WHAT IS ASKED:
Work out the number of lines containing "Writing". Answer with nothing but that number.

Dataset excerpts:
== == ==

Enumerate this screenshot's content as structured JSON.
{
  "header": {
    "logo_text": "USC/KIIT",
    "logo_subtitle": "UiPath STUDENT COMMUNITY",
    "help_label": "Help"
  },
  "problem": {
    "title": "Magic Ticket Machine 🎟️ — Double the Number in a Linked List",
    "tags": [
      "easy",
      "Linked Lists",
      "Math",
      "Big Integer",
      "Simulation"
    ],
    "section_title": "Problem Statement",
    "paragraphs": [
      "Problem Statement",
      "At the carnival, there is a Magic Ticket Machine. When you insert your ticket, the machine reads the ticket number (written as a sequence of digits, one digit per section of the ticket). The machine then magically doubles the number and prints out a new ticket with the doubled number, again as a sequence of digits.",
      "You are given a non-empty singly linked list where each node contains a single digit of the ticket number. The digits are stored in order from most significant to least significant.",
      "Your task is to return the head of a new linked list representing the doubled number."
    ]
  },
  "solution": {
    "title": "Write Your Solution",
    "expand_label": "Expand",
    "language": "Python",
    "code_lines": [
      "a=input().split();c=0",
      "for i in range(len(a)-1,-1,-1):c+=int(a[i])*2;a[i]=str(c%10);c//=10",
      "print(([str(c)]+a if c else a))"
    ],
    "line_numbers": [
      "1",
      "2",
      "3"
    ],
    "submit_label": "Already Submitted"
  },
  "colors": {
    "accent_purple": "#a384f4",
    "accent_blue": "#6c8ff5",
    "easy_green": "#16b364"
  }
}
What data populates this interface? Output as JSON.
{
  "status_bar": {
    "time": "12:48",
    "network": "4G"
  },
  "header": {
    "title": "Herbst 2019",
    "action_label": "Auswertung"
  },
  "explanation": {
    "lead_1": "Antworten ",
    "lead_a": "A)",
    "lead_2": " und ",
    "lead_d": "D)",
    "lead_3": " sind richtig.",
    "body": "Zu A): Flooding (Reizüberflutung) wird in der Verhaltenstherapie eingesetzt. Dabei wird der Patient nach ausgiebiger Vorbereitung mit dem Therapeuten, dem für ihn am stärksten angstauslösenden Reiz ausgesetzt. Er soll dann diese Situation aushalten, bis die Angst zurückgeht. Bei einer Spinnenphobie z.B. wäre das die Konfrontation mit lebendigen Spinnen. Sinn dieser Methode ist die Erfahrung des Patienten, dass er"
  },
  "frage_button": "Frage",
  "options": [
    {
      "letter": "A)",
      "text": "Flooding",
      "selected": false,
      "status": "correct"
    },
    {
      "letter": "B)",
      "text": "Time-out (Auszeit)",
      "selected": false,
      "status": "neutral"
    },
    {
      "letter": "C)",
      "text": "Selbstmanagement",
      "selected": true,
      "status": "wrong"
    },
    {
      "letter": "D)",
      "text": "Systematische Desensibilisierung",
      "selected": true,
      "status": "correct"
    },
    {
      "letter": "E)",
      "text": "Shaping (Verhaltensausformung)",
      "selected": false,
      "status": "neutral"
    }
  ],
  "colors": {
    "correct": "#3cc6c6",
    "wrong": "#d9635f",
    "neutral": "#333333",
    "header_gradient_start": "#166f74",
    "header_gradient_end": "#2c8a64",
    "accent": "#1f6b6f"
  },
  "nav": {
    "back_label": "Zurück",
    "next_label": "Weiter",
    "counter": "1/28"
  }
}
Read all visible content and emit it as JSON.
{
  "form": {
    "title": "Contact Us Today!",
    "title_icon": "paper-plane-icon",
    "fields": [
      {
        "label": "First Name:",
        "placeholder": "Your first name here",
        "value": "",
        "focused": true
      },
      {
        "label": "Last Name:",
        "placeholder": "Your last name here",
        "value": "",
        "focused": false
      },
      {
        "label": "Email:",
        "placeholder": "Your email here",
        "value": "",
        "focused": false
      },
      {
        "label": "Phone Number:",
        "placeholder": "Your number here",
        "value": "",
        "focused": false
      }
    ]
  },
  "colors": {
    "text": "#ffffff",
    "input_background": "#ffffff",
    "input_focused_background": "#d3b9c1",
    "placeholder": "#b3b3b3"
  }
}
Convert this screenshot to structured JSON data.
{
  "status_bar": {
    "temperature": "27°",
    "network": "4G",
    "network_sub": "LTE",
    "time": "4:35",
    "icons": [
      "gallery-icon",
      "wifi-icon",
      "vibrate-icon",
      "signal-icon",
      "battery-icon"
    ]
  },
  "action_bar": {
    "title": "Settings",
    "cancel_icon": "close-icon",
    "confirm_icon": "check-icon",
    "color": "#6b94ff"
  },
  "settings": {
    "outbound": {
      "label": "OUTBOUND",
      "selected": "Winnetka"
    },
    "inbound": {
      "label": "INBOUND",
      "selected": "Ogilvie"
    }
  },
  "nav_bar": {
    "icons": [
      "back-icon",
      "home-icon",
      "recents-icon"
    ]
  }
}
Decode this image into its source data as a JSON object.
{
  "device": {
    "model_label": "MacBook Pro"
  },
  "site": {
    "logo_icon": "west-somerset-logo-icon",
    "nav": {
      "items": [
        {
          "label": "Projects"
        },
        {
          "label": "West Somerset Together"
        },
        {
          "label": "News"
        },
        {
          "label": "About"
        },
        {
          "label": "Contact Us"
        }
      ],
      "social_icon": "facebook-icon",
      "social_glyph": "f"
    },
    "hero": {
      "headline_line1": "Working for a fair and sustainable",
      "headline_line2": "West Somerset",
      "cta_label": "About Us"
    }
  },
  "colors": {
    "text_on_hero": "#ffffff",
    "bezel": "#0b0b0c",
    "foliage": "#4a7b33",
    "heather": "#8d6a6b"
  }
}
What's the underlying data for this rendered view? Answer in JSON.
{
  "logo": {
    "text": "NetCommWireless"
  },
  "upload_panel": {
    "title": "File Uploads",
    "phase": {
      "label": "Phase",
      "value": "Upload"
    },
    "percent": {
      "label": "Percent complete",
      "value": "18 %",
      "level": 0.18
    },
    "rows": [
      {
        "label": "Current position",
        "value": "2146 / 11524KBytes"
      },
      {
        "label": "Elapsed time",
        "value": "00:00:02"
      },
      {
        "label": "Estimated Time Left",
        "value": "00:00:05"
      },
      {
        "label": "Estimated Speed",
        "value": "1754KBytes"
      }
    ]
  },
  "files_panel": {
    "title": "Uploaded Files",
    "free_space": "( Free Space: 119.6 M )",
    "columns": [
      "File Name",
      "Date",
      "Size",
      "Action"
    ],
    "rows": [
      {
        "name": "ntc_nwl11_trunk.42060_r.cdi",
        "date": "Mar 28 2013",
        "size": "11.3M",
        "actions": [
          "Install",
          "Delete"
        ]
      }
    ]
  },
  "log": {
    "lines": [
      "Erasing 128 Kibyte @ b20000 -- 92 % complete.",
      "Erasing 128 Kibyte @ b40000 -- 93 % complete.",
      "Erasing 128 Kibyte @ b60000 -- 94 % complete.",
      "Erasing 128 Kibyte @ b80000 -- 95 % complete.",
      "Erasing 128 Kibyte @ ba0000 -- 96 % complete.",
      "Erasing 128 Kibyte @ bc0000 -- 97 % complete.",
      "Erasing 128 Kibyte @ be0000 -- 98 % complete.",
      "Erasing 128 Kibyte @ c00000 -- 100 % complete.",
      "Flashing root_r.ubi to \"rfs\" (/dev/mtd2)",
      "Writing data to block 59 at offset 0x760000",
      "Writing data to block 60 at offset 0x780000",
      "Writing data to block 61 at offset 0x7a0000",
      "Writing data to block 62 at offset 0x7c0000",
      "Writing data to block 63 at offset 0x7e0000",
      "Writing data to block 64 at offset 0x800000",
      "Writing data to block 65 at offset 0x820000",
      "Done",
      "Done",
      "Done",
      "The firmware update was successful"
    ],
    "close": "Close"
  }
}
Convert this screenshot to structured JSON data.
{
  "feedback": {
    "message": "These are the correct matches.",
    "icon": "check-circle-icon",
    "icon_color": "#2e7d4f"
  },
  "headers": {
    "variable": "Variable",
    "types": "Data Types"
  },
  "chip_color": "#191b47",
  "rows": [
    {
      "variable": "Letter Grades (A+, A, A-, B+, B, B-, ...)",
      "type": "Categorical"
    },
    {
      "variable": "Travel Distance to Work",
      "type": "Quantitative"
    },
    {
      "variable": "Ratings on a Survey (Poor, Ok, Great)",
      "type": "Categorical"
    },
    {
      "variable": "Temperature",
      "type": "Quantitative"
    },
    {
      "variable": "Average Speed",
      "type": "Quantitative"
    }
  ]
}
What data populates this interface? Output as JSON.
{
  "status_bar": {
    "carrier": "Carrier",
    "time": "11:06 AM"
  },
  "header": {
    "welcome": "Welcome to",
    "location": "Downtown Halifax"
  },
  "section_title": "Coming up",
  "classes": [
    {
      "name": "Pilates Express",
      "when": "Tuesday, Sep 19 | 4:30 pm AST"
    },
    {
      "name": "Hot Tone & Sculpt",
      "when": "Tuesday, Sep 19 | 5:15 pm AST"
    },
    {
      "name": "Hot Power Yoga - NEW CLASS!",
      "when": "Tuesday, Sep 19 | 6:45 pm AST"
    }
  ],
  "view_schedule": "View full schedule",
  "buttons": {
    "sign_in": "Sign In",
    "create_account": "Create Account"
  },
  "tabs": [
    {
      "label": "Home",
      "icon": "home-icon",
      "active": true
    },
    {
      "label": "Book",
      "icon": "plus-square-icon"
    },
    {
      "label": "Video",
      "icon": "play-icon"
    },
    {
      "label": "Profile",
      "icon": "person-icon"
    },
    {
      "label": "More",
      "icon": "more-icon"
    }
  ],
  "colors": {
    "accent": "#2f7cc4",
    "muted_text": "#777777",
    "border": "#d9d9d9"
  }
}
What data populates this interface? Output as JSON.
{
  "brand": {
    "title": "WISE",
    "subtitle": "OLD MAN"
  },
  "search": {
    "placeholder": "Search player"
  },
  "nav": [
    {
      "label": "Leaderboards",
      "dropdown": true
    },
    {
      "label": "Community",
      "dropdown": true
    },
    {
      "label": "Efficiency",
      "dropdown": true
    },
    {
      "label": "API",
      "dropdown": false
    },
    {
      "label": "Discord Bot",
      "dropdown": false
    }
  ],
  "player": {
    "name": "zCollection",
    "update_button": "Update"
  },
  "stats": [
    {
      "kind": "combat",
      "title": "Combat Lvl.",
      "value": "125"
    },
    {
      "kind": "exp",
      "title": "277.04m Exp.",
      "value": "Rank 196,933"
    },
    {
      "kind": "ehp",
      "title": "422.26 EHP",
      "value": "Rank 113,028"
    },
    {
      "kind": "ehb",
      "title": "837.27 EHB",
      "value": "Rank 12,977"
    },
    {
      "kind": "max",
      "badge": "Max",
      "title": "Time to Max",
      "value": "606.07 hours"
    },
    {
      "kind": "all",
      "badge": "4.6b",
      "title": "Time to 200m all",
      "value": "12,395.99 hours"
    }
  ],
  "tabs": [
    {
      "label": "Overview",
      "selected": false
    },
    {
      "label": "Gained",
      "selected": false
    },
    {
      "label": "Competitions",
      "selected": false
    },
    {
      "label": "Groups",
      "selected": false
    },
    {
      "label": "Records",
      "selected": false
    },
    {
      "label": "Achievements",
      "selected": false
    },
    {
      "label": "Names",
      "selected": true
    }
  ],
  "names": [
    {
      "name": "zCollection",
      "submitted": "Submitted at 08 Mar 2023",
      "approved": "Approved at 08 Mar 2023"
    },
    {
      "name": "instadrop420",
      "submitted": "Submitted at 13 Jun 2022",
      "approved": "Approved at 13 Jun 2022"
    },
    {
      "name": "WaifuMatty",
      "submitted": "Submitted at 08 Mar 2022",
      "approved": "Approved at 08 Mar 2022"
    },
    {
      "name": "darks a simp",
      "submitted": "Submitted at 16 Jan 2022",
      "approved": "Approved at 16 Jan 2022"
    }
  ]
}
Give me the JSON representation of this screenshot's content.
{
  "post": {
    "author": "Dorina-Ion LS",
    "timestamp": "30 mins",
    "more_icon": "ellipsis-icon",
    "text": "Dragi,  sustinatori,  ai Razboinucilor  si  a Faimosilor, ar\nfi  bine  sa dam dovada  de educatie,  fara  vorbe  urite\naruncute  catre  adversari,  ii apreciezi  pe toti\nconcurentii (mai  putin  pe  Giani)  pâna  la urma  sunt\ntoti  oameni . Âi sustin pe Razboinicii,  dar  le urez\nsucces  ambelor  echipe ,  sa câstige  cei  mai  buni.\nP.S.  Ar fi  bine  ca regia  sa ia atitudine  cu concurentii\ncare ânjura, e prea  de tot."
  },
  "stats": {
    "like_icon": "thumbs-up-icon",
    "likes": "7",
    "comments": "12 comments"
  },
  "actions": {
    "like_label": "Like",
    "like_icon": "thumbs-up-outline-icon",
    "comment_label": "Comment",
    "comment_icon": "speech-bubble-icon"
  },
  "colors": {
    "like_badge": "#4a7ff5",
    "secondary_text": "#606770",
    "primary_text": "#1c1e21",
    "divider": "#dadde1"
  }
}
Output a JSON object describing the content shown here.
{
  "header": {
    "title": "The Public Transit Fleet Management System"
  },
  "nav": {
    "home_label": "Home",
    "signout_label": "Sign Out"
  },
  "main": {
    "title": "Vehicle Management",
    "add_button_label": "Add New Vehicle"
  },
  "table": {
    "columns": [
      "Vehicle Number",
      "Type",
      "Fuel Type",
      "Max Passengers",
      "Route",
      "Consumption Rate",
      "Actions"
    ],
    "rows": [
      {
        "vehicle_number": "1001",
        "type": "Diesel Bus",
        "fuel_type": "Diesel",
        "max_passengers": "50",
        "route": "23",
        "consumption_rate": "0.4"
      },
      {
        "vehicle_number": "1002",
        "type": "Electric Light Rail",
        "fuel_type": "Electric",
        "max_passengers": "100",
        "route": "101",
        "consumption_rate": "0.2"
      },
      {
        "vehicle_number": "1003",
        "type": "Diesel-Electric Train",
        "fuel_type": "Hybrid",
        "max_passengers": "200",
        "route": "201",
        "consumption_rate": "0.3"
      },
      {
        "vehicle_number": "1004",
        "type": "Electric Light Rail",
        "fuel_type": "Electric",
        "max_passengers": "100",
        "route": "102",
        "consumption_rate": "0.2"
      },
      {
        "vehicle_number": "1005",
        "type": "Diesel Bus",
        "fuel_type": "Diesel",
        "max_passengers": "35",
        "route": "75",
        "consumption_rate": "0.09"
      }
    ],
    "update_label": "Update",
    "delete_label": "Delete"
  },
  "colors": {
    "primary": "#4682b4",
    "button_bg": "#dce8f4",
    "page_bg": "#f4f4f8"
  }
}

== == ==

CORRECT RESULT:
7